BRIEF ▸ Strip the pictures and reproduce the rest of the listing exactly.

Lines of data ▸
┄┄┄┄┄┄
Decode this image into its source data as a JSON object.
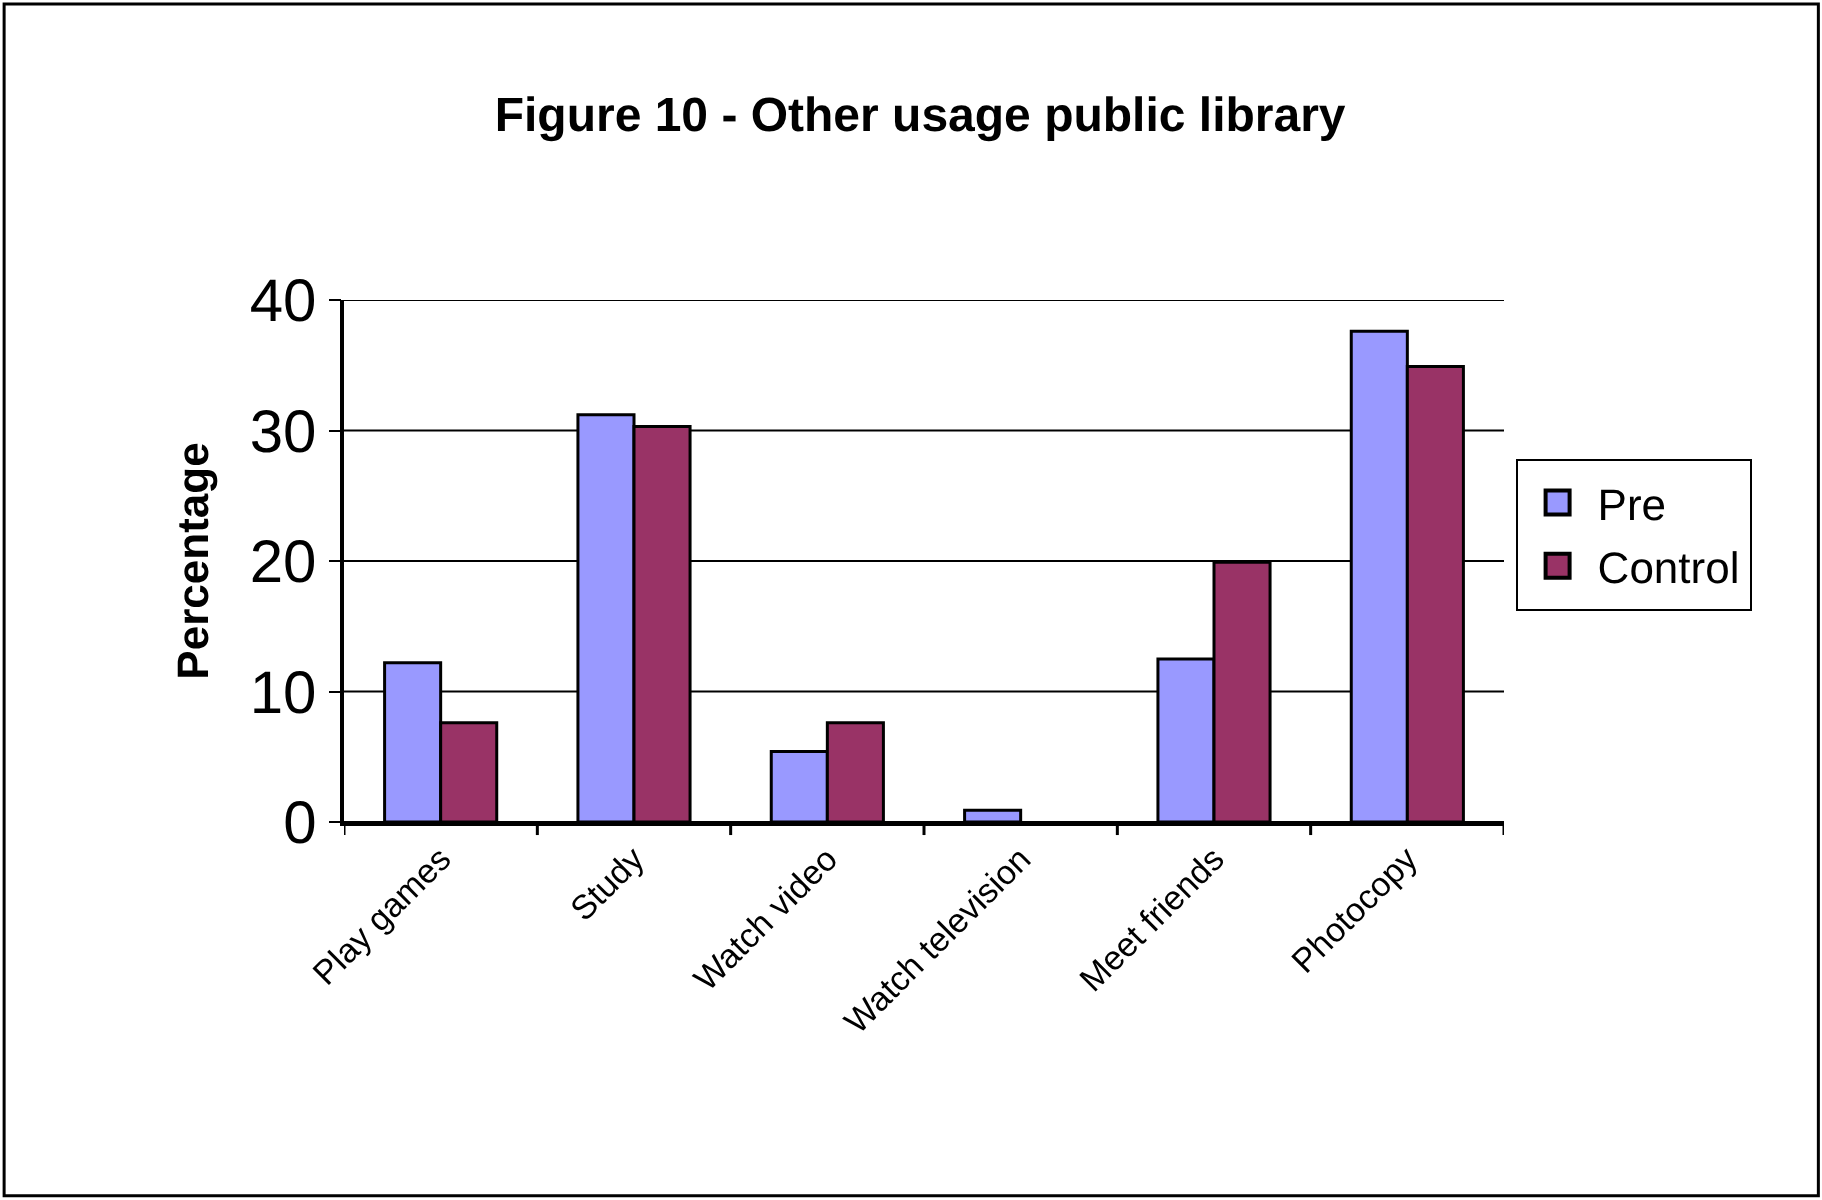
{
  "chart_data": {
    "type": "bar",
    "title": "Figure 10 - Other usage public library",
    "ylabel": "Percentage",
    "categories": [
      "Play games",
      "Study",
      "Watch video",
      "Watch television",
      "Meet friends",
      "Photocopy"
    ],
    "series": [
      {
        "name": "Pre",
        "color": "#9999ff",
        "values": [
          12.2,
          31.2,
          5.4,
          0.9,
          12.5,
          37.6
        ]
      },
      {
        "name": "Control",
        "color": "#993366",
        "values": [
          7.6,
          30.3,
          7.6,
          null,
          19.9,
          34.9
        ]
      }
    ],
    "ylim": [
      0,
      40
    ],
    "yticks": [
      0,
      10,
      20,
      30,
      40
    ],
    "grid": "y",
    "legend": "right"
  }
}
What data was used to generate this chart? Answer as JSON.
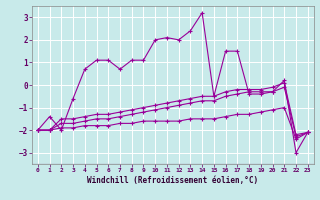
{
  "xlabel": "Windchill (Refroidissement éolien,°C)",
  "bg_color": "#c8eaea",
  "grid_color": "#ffffff",
  "line_color": "#990099",
  "xlim": [
    -0.5,
    23.5
  ],
  "ylim": [
    -3.5,
    3.5
  ],
  "yticks": [
    -3,
    -2,
    -1,
    0,
    1,
    2,
    3
  ],
  "xticks": [
    0,
    1,
    2,
    3,
    4,
    5,
    6,
    7,
    8,
    9,
    10,
    11,
    12,
    13,
    14,
    15,
    16,
    17,
    18,
    19,
    20,
    21,
    22,
    23
  ],
  "series1_x": [
    0,
    1,
    2,
    3,
    4,
    5,
    6,
    7,
    8,
    9,
    10,
    11,
    12,
    13,
    14,
    15,
    16,
    17,
    18,
    19,
    20,
    21,
    22,
    23
  ],
  "series1_y": [
    -2.0,
    -1.4,
    -2.0,
    -0.6,
    0.7,
    1.1,
    1.1,
    0.7,
    1.1,
    1.1,
    2.0,
    2.1,
    2.0,
    2.4,
    3.2,
    -0.5,
    1.5,
    1.5,
    -0.4,
    -0.4,
    -0.3,
    0.2,
    -3.0,
    -2.1
  ],
  "series2_x": [
    0,
    1,
    2,
    3,
    4,
    5,
    6,
    7,
    8,
    9,
    10,
    11,
    12,
    13,
    14,
    15,
    16,
    17,
    18,
    19,
    20,
    21,
    22,
    23
  ],
  "series2_y": [
    -2.0,
    -2.0,
    -1.5,
    -1.5,
    -1.4,
    -1.3,
    -1.3,
    -1.2,
    -1.1,
    -1.0,
    -0.9,
    -0.8,
    -0.7,
    -0.6,
    -0.5,
    -0.5,
    -0.3,
    -0.2,
    -0.2,
    -0.2,
    -0.1,
    0.1,
    -2.2,
    -2.1
  ],
  "series3_x": [
    0,
    1,
    2,
    3,
    4,
    5,
    6,
    7,
    8,
    9,
    10,
    11,
    12,
    13,
    14,
    15,
    16,
    17,
    18,
    19,
    20,
    21,
    22,
    23
  ],
  "series3_y": [
    -2.0,
    -2.0,
    -1.7,
    -1.7,
    -1.6,
    -1.5,
    -1.5,
    -1.4,
    -1.3,
    -1.2,
    -1.1,
    -1.0,
    -0.9,
    -0.8,
    -0.7,
    -0.7,
    -0.5,
    -0.4,
    -0.3,
    -0.3,
    -0.3,
    -0.1,
    -2.3,
    -2.1
  ],
  "series4_x": [
    0,
    1,
    2,
    3,
    4,
    5,
    6,
    7,
    8,
    9,
    10,
    11,
    12,
    13,
    14,
    15,
    16,
    17,
    18,
    19,
    20,
    21,
    22,
    23
  ],
  "series4_y": [
    -2.0,
    -2.0,
    -1.9,
    -1.9,
    -1.8,
    -1.8,
    -1.8,
    -1.7,
    -1.7,
    -1.6,
    -1.6,
    -1.6,
    -1.6,
    -1.5,
    -1.5,
    -1.5,
    -1.4,
    -1.3,
    -1.3,
    -1.2,
    -1.1,
    -1.0,
    -2.4,
    -2.1
  ]
}
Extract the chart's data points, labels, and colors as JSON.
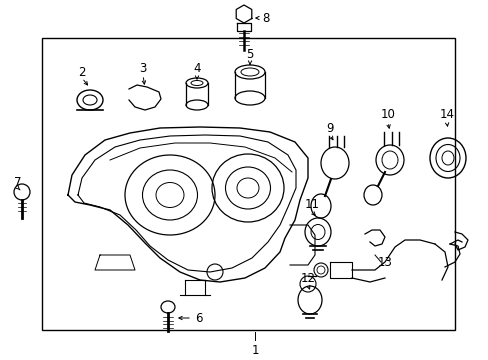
{
  "bg_color": "#ffffff",
  "line_color": "#000000",
  "text_color": "#000000",
  "fig_width": 4.89,
  "fig_height": 3.6,
  "dpi": 100
}
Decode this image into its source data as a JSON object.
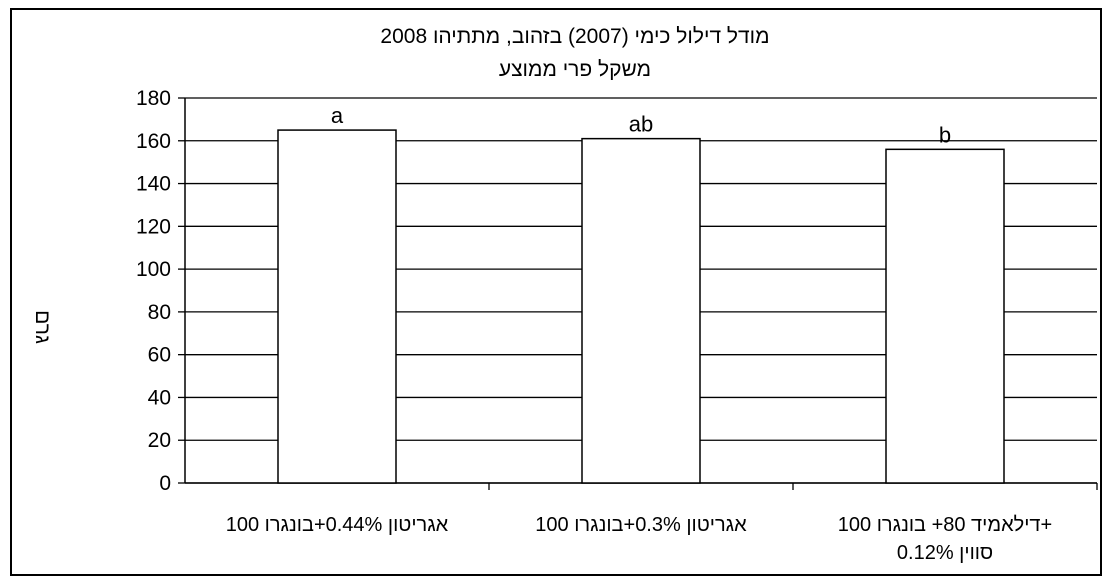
{
  "chart_data": {
    "type": "bar",
    "title": "מודל דילול כימי (2007) בזהוב, מתתיהו 2008",
    "subtitle": "משקל פרי ממוצע",
    "ylabel": "גרם",
    "xlabel": "",
    "ylim": [
      0,
      180
    ],
    "yticks": [
      0,
      20,
      40,
      60,
      80,
      100,
      120,
      140,
      160,
      180
    ],
    "grid": true,
    "legend": "none",
    "categories": [
      {
        "lines": [
          "אגריטון 0.44%+בונגרו 100"
        ]
      },
      {
        "lines": [
          "אגריטון 0.3%+בונגרו 100"
        ]
      },
      {
        "lines": [
          "דילאמיד 80+ בונגרו 100+",
          "סווין 0.12%"
        ]
      }
    ],
    "values": [
      165,
      161,
      156
    ],
    "data_labels": [
      "a",
      "ab",
      "b"
    ],
    "colors": {
      "bar_fill": "#ffffff",
      "bar_stroke": "#000000",
      "grid": "#000000"
    }
  }
}
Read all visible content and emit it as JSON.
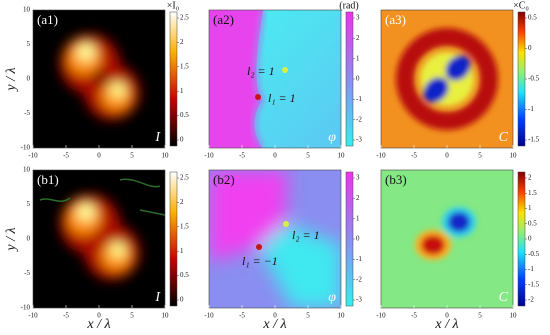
{
  "figure": {
    "axes": {
      "x_label": "x / λ",
      "y_label": "y / λ",
      "x_ticks": [
        -10,
        -5,
        0,
        5,
        10
      ],
      "y_ticks": [
        -10,
        -5,
        0,
        5,
        10
      ]
    },
    "panels": [
      {
        "label": "(a1)",
        "symbol": "I",
        "colorbar": {
          "title": "×I₀",
          "ticks": [
            0,
            0.5,
            1,
            1.5,
            2,
            2.5
          ]
        }
      },
      {
        "label": "(a2)",
        "symbol": "φ",
        "colorbar": {
          "title": "(rad)",
          "ticks": [
            -3,
            -2,
            -1,
            0,
            1,
            2,
            3
          ]
        },
        "annotations": [
          "l₂ = 1",
          "l₁ = 1"
        ]
      },
      {
        "label": "(a3)",
        "symbol": "C",
        "colorbar": {
          "title": "×C₀",
          "ticks": [
            -1.5,
            -1,
            -0.5,
            0,
            0.5
          ]
        }
      },
      {
        "label": "(b1)",
        "symbol": "I",
        "colorbar": {
          "ticks": [
            0,
            0.5,
            1,
            1.5,
            2,
            2.5
          ]
        }
      },
      {
        "label": "(b2)",
        "symbol": "φ",
        "colorbar": {
          "ticks": [
            -3,
            -2,
            -1,
            0,
            1,
            2,
            3
          ]
        },
        "annotations": [
          "l₂ = 1",
          "l₁ = −1"
        ]
      },
      {
        "label": "(b3)",
        "symbol": "C",
        "colorbar": {
          "ticks": [
            -2,
            -1.5,
            -1,
            -0.5,
            0,
            0.5,
            1,
            1.5,
            2
          ]
        }
      }
    ]
  }
}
┄┄┄┄┄┄
ANSWER FOR THE TASK ▸
Decode this image into its source data as a JSON object.
{
  "chart_data": {
    "type": "bar",
    "title": "Figure 10 - Other usage public library",
    "ylabel": "Percentage",
    "categories": [
      "Play games",
      "Study",
      "Watch video",
      "Watch television",
      "Meet friends",
      "Photocopy"
    ],
    "series": [
      {
        "name": "Pre",
        "color": "#9999ff",
        "values": [
          12.2,
          31.2,
          5.4,
          0.9,
          12.5,
          37.6
        ]
      },
      {
        "name": "Control",
        "color": "#993366",
        "values": [
          7.6,
          30.3,
          7.6,
          null,
          19.9,
          34.9
        ]
      }
    ],
    "ylim": [
      0,
      40
    ],
    "yticks": [
      0,
      10,
      20,
      30,
      40
    ],
    "grid": "y",
    "legend": "right"
  }
}
What data was used to generate this chart? Answer as JSON.
{
  "xlabel": "Windchill (Refroidissement éolien,°C)",
  "bg_color": "#c8eaea",
  "grid_color": "#ffffff",
  "line_color": "#990099",
  "xlim": [
    -0.5,
    23.5
  ],
  "ylim": [
    -3.5,
    3.5
  ],
  "yticks": [
    -3,
    -2,
    -1,
    0,
    1,
    2,
    3
  ],
  "xticks": [
    0,
    1,
    2,
    3,
    4,
    5,
    6,
    7,
    8,
    9,
    10,
    11,
    12,
    13,
    14,
    15,
    16,
    17,
    18,
    19,
    20,
    21,
    22,
    23
  ],
  "series1_x": [
    0,
    1,
    2,
    3,
    4,
    5,
    6,
    7,
    8,
    9,
    10,
    11,
    12,
    13,
    14,
    15,
    16,
    17,
    18,
    19,
    20,
    21,
    22,
    23
  ],
  "series1_y": [
    -2.0,
    -1.4,
    -2.0,
    -0.6,
    0.7,
    1.1,
    1.1,
    0.7,
    1.1,
    1.1,
    2.0,
    2.1,
    2.0,
    2.4,
    3.2,
    -0.5,
    1.5,
    1.5,
    -0.4,
    -0.4,
    -0.3,
    0.2,
    -3.0,
    -2.1
  ],
  "series2_x": [
    0,
    1,
    2,
    3,
    4,
    5,
    6,
    7,
    8,
    9,
    10,
    11,
    12,
    13,
    14,
    15,
    16,
    17,
    18,
    19,
    20,
    21,
    22,
    23
  ],
  "series2_y": [
    -2.0,
    -2.0,
    -1.5,
    -1.5,
    -1.4,
    -1.3,
    -1.3,
    -1.2,
    -1.1,
    -1.0,
    -0.9,
    -0.8,
    -0.7,
    -0.6,
    -0.5,
    -0.5,
    -0.3,
    -0.2,
    -0.2,
    -0.2,
    -0.1,
    0.1,
    -2.2,
    -2.1
  ],
  "series3_x": [
    0,
    1,
    2,
    3,
    4,
    5,
    6,
    7,
    8,
    9,
    10,
    11,
    12,
    13,
    14,
    15,
    16,
    17,
    18,
    19,
    20,
    21,
    22,
    23
  ],
  "series3_y": [
    -2.0,
    -2.0,
    -1.7,
    -1.7,
    -1.6,
    -1.5,
    -1.5,
    -1.4,
    -1.3,
    -1.2,
    -1.1,
    -1.0,
    -0.9,
    -0.8,
    -0.7,
    -0.7,
    -0.5,
    -0.4,
    -0.3,
    -0.3,
    -0.3,
    -0.1,
    -2.3,
    -2.1
  ],
  "series4_x": [
    0,
    1,
    2,
    3,
    4,
    5,
    6,
    7,
    8,
    9,
    10,
    11,
    12,
    13,
    14,
    15,
    16,
    17,
    18,
    19,
    20,
    21,
    22,
    23
  ],
  "series4_y": [
    -2.0,
    -2.0,
    -1.9,
    -1.9,
    -1.8,
    -1.8,
    -1.8,
    -1.7,
    -1.7,
    -1.6,
    -1.6,
    -1.6,
    -1.6,
    -1.5,
    -1.5,
    -1.5,
    -1.4,
    -1.3,
    -1.3,
    -1.2,
    -1.1,
    -1.0,
    -2.4,
    -2.1
  ]
}
Extract the chart's data points, labels, and colors as JSON.
{
  "bg_color": "#ffffff",
  "line_color": "#000000",
  "text_color": "#000000",
  "fig_width": 4.89,
  "fig_height": 3.6,
  "dpi": 100
}
Decode this image into its source data as a JSON object.
{
  "chart_data": {
    "type": "bar",
    "title": "מודל דילול כימי (2007) בזהוב, מתתיהו 2008",
    "subtitle": "משקל פרי ממוצע",
    "ylabel": "גרם",
    "xlabel": "",
    "ylim": [
      0,
      180
    ],
    "yticks": [
      0,
      20,
      40,
      60,
      80,
      100,
      120,
      140,
      160,
      180
    ],
    "grid": true,
    "legend": "none",
    "categories": [
      {
        "lines": [
          "אגריטון 0.44%+בונגרו 100"
        ]
      },
      {
        "lines": [
          "אגריטון 0.3%+בונגרו 100"
        ]
      },
      {
        "lines": [
          "דילאמיד 80+ בונגרו 100+",
          "סווין 0.12%"
        ]
      }
    ],
    "values": [
      165,
      161,
      156
    ],
    "data_labels": [
      "a",
      "ab",
      "b"
    ],
    "colors": {
      "bar_fill": "#ffffff",
      "bar_stroke": "#000000",
      "grid": "#000000"
    }
  }
}
Read all visible content and emit it as JSON.
{
  "figure": {
    "axes": {
      "x_label": "x / λ",
      "y_label": "y / λ",
      "x_ticks": [
        -10,
        -5,
        0,
        5,
        10
      ],
      "y_ticks": [
        -10,
        -5,
        0,
        5,
        10
      ]
    },
    "panels": [
      {
        "label": "(a1)",
        "symbol": "I",
        "colorbar": {
          "title": "×I₀",
          "ticks": [
            0,
            0.5,
            1,
            1.5,
            2,
            2.5
          ]
        }
      },
      {
        "label": "(a2)",
        "symbol": "φ",
        "colorbar": {
          "title": "(rad)",
          "ticks": [
            -3,
            -2,
            -1,
            0,
            1,
            2,
            3
          ]
        },
        "annotations": [
          "l₂ = 1",
          "l₁ = 1"
        ]
      },
      {
        "label": "(a3)",
        "symbol": "C",
        "colorbar": {
          "title": "×C₀",
          "ticks": [
            -1.5,
            -1,
            -0.5,
            0,
            0.5
          ]
        }
      },
      {
        "label": "(b1)",
        "symbol": "I",
        "colorbar": {
          "ticks": [
            0,
            0.5,
            1,
            1.5,
            2,
            2.5
          ]
        }
      },
      {
        "label": "(b2)",
        "symbol": "φ",
        "colorbar": {
          "ticks": [
            -3,
            -2,
            -1,
            0,
            1,
            2,
            3
          ]
        },
        "annotations": [
          "l₂ = 1",
          "l₁ = −1"
        ]
      },
      {
        "label": "(b3)",
        "symbol": "C",
        "colorbar": {
          "ticks": [
            -2,
            -1.5,
            -1,
            -0.5,
            0,
            0.5,
            1,
            1.5,
            2
          ]
        }
      }
    ]
  }
}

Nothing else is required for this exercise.